_YOUR GOAL_: Copy out all lines that carry the word "small".

_EXERCISE INPUTS_:
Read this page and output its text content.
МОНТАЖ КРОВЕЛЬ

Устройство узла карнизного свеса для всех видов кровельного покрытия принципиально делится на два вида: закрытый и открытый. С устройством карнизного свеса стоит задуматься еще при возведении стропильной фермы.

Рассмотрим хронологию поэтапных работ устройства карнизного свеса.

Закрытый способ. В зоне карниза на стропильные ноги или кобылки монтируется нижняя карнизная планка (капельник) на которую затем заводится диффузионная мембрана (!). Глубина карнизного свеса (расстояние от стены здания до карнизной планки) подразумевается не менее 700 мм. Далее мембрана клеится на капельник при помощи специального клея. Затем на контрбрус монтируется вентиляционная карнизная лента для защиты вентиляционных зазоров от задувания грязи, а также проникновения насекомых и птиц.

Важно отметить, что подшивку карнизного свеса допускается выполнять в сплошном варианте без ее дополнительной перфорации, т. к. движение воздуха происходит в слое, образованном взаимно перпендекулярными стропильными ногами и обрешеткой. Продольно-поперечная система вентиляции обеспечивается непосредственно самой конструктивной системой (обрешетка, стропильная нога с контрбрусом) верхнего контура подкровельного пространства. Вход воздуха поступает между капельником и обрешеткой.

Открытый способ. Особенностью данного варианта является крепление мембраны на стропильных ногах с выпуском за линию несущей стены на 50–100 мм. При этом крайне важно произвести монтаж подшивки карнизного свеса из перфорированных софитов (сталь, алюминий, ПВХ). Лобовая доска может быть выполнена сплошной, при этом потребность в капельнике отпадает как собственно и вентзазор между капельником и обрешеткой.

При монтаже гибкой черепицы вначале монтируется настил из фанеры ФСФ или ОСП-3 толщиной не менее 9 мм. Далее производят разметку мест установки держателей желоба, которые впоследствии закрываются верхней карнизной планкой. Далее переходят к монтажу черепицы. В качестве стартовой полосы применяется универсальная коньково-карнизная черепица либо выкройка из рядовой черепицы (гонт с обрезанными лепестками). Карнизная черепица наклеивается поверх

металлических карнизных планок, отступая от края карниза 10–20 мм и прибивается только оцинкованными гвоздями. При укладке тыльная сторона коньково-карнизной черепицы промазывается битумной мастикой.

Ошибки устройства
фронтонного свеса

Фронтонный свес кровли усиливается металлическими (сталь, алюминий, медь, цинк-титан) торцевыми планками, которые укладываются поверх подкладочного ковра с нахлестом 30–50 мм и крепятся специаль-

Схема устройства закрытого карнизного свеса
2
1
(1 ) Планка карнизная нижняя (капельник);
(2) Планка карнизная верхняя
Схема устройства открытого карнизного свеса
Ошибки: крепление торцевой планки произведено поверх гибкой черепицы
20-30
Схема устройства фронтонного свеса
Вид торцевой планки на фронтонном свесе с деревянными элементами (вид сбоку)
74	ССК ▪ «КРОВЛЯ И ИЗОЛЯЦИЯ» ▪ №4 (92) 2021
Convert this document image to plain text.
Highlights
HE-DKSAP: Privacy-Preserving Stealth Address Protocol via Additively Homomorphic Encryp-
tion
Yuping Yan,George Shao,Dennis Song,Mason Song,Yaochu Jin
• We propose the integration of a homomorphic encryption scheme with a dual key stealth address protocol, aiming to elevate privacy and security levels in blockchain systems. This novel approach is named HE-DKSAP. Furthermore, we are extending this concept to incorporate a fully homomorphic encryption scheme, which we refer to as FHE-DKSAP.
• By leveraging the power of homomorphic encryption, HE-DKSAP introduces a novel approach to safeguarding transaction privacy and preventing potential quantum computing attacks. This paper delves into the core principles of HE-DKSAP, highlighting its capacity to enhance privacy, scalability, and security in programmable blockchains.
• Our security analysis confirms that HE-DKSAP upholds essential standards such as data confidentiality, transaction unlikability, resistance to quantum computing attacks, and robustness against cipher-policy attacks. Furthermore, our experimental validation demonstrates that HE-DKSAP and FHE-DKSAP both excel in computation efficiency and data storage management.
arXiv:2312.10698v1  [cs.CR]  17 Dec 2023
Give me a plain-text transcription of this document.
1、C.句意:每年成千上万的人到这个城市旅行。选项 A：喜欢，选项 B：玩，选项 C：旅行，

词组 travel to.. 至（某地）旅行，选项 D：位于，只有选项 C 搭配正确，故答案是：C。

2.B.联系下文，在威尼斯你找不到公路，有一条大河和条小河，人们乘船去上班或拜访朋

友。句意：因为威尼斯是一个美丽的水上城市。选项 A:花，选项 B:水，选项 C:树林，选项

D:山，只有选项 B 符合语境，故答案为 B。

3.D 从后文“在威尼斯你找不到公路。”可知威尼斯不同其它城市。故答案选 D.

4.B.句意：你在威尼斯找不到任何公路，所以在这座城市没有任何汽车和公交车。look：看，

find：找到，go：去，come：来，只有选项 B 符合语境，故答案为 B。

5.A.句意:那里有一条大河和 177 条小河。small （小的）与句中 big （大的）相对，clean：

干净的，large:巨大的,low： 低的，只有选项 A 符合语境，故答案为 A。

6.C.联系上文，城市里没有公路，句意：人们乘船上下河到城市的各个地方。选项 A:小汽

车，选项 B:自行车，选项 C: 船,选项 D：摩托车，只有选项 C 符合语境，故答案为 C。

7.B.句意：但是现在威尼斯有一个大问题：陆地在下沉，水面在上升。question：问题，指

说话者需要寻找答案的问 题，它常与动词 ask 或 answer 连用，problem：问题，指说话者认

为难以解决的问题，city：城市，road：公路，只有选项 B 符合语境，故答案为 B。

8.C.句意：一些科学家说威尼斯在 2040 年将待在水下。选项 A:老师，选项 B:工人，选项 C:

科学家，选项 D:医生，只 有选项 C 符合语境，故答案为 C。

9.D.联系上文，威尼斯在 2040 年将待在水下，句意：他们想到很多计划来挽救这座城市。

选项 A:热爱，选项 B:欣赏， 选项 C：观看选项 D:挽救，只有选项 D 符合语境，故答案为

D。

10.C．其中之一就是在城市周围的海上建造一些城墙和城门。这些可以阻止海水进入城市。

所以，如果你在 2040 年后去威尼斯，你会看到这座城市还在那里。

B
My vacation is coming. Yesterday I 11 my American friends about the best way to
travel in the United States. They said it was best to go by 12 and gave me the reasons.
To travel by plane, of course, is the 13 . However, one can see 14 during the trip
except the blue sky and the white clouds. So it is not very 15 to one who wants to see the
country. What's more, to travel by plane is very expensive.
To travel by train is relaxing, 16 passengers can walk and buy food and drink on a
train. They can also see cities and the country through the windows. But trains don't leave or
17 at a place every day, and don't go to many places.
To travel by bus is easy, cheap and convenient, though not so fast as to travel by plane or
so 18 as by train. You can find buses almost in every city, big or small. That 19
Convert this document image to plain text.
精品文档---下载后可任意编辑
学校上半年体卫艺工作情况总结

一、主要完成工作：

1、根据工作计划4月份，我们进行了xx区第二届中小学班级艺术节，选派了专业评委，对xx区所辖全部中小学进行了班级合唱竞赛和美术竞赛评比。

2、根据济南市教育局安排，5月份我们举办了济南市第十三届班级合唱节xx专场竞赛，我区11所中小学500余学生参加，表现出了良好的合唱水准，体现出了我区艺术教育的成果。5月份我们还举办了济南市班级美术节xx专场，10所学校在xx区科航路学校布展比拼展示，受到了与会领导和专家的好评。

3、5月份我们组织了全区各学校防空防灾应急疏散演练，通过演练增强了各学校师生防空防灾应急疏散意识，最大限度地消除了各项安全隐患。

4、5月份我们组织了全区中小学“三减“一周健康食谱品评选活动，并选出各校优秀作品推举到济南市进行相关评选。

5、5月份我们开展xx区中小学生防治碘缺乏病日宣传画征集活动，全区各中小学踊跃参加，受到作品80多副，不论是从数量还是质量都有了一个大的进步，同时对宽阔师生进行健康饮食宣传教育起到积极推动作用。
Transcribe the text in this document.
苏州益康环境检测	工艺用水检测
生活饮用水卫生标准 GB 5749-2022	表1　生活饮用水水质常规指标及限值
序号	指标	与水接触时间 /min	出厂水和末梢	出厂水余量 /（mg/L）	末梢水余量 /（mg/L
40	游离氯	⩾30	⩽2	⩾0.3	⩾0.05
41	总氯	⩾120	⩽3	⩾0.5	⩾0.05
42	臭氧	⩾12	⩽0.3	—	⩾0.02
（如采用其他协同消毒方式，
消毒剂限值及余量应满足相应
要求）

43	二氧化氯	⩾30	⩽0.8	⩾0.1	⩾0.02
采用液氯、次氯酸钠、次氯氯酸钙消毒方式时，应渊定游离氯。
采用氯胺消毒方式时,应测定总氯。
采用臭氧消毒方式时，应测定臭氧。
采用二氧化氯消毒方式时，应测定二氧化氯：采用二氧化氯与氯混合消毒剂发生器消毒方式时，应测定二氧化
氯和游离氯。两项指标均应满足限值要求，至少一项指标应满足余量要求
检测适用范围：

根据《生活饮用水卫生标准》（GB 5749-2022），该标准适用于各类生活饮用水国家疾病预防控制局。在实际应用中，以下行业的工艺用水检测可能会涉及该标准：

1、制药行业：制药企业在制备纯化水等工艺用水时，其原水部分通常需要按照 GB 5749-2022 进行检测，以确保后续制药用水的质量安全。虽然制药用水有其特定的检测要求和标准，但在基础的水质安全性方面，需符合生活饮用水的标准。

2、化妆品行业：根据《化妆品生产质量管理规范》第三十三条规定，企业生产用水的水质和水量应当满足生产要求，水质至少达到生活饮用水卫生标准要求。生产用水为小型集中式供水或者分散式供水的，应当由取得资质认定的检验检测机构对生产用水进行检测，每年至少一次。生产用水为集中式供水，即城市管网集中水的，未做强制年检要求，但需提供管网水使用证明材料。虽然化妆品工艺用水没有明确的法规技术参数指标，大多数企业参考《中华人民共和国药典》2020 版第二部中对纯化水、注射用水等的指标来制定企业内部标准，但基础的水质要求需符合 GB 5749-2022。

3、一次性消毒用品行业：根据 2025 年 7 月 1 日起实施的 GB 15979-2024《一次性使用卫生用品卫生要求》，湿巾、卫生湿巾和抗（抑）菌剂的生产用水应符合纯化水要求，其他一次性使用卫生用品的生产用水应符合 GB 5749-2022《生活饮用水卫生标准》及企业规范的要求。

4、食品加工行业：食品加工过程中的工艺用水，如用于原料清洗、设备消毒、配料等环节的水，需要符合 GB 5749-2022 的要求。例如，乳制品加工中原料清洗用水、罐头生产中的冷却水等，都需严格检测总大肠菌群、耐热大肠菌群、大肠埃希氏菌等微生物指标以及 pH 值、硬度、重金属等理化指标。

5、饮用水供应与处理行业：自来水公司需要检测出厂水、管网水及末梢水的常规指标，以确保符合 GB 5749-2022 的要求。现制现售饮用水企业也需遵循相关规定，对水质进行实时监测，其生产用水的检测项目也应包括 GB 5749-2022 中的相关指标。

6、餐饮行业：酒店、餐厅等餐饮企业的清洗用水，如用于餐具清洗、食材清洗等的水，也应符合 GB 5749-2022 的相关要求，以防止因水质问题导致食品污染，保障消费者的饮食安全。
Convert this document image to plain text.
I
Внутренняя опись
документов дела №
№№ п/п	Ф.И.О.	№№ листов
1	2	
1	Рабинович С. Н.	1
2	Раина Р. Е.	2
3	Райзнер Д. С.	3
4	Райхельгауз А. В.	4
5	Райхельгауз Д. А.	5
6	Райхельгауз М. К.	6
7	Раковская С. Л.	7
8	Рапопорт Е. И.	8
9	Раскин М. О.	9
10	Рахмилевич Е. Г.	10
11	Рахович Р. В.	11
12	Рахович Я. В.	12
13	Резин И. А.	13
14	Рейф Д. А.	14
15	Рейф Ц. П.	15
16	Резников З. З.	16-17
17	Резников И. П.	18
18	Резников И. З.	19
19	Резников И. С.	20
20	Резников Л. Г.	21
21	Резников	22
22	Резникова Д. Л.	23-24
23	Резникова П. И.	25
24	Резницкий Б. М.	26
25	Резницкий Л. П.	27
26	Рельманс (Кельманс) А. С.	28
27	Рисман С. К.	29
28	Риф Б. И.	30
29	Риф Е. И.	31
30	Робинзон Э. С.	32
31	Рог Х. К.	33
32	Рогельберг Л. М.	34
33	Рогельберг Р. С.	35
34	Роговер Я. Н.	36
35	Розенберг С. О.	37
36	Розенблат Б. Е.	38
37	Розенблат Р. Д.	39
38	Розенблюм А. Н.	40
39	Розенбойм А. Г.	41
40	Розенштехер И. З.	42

_ANSWER_:
5.A.句意:那里有一条大河和 177 条小河。small （小的）与句中 big （大的）相对，clean：
so 18 as by train. You can find buses almost in every city, big or small. That 19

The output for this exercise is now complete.